SOURCE EXTRACT
----------

Human Rights Watch Urges Australia to Act on CCP’s Human Rights Abuses in Xinjiang

By Epoch Times Sydney Staff
Epoch Times Sydney Staff
Epoch Times Sydney Staff
September 14, 2022 Updated: September 15, 2022

An advocacy group is calling on the Australian government to sanction Chinese officials for human rights abuses in China’s Xinjiang region.

Human Rights Watch (HRW), an international nongovernmental organisation (NGO) that works to raise awareness of human rights abuses globally, published an article on Sept. 13 urging the Australian government to “take firm action” against the Chinese government. The organization suggested that the actions include “imposing targeted sanctions” and “introducing legislation to prevent the import of goods made with forced labor.”

“Australia should impose targeted sanctions against Chinese government officials who are implicated in crimes against humanity and other grave abuses against Uyghurs and other Turkic Muslims in Xinjiang,” said Sophie Richardson, China director at Human Rights Watch.

The U.N. Office of the High Commissioner for Human Rights released a 48-page report on human rights concerns in Xinjiang on Aug. 31.

For the first time, the office has uncovered serious human rights violations by the Chinese Communist Party (CCP), which it has concluded may amount to crimes against humanity.

United Nations High Commissioner for Human Rights
The headquarters of the U.N. High Commissioner for Human Rights, known as Palais Wilson, honouring former U.S. president Woodrow Wilson is seen in Geneva, Switzerland, on Jan. 8, 2018. (Fabrice Coffrin/AFP via Getty Images)

The report recommends that countries, companies, and the international community should take action to end the CCP’s abuses and advance justice and accountability.

“In a coordinated effort in March 2021, the European Union, U.K., U.S., and Canada imposed targeted sanctions, including travel bans and asset freezes, on senior officials in Xinjiang who have been accused of serious human rights violations against Uyghur Muslims,” the HRW article reads.

Richardson said, “The European Union, U.S., UK, and Canada have already taken these steps, and Australia should join these efforts to hold those responsible for these actions accountable and to stand with victims.”

----------

PROVIDED MATERIAL
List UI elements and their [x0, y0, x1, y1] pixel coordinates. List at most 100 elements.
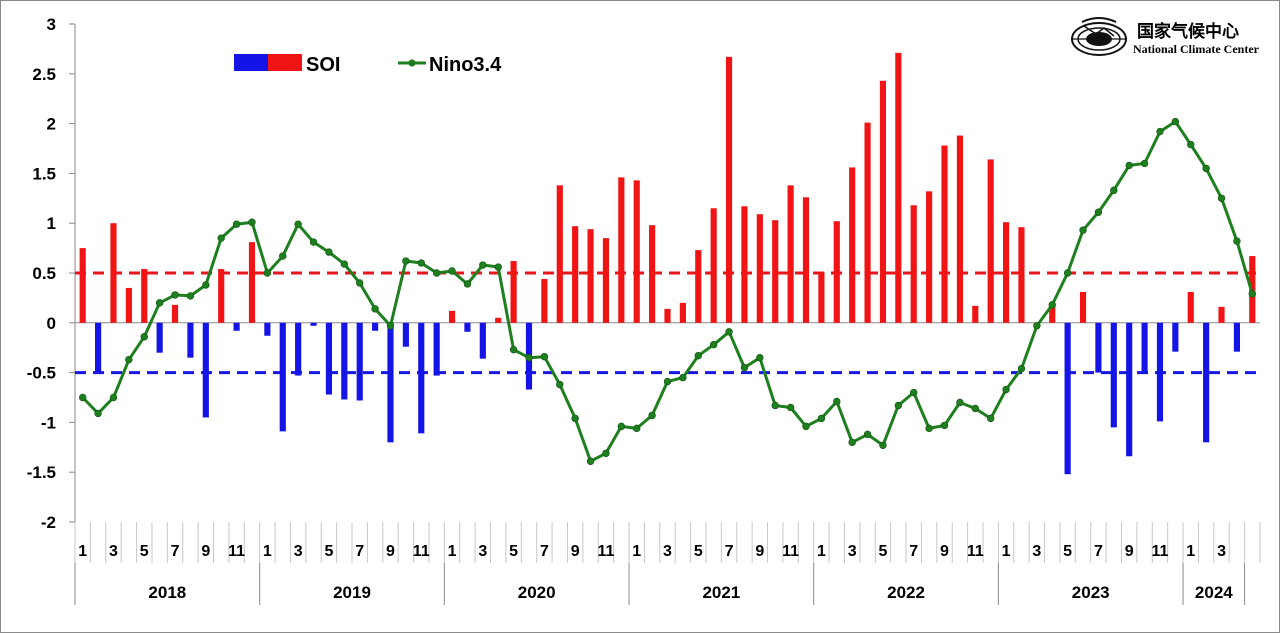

----------

AIM
In the article above on Human Rights Watch and Xinjiang, what reason does Sophie Richardson give for Australia joining the sanctions that the European Union, U.S., UK, and Canada have already imposed? Answer in one to three sentences.

RESULT FOR THIS TASK
Sophie Richardson says Australia should join these efforts to hold those responsible for the abuses in Xinjiang accountable and to stand with victims.